Required work:
Please print the full listing exactly.

Records for this exercise:
▬▬▬▬▬▬▬▬▬▬
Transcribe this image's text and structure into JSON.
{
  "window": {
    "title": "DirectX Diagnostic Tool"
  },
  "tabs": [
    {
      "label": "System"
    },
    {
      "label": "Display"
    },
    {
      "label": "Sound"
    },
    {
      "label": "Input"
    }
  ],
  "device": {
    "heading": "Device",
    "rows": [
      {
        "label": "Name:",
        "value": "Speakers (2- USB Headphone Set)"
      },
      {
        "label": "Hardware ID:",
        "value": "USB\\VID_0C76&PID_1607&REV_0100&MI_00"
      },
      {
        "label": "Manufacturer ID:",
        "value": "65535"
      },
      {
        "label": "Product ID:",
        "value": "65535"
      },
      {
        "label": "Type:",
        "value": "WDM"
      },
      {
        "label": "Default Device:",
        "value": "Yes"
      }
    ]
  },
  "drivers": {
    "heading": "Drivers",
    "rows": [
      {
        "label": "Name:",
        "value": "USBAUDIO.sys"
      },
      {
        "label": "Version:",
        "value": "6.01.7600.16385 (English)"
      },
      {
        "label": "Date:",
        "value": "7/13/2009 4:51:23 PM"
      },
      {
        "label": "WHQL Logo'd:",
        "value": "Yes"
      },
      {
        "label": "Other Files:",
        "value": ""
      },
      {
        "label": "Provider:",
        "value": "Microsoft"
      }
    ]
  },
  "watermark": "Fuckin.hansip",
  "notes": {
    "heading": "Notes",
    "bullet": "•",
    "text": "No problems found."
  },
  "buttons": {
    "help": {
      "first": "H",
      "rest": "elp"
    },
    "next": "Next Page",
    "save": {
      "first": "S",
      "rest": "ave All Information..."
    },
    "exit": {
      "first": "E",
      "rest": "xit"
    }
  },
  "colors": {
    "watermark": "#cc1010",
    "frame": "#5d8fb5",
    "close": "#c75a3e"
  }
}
▬▬▬▬▬▬▬▬▬▬
Solution below:
Transcribe this image's text and structure into JSON.
{
  "window": {
    "title": "DirectX Diagnostic Tool"
  },
  "tabs": [
    {
      "label": "System"
    },
    {
      "label": "Display"
    },
    {
      "label": "Sound"
    },
    {
      "label": "Input"
    }
  ],
  "device": {
    "heading": "Device",
    "rows": [
      {
        "label": "Name:",
        "value": "Speakers (2- USB Headphone Set)"
      },
      {
        "label": "Hardware ID:",
        "value": "USB\\VID_0C76&PID_1607&REV_0100&MI_00"
      },
      {
        "label": "Manufacturer ID:",
        "value": "65535"
      },
      {
        "label": "Product ID:",
        "value": "65535"
      },
      {
        "label": "Type:",
        "value": "WDM"
      },
      {
        "label": "Default Device:",
        "value": "Yes"
      }
    ]
  },
  "drivers": {
    "heading": "Drivers",
    "rows": [
      {
        "label": "Name:",
        "value": "USBAUDIO.sys"
      },
      {
        "label": "Version:",
        "value": "6.01.7600.16385 (English)"
      },
      {
        "label": "Date:",
        "value": "7/13/2009 4:51:23 PM"
      },
      {
        "label": "WHQL Logo'd:",
        "value": "Yes"
      },
      {
        "label": "Other Files:",
        "value": ""
      },
      {
        "label": "Provider:",
        "value": "Microsoft"
      }
    ]
  },
  "watermark": "Fuckin.hansip",
  "notes": {
    "heading": "Notes",
    "bullet": "•",
    "text": "No problems found."
  },
  "buttons": {
    "help": {
      "first": "H",
      "rest": "elp"
    },
    "next": "Next Page",
    "save": {
      "first": "S",
      "rest": "ave All Information..."
    },
    "exit": {
      "first": "E",
      "rest": "xit"
    }
  },
  "colors": {
    "watermark": "#cc1010",
    "frame": "#5d8fb5",
    "close": "#c75a3e"
  }
}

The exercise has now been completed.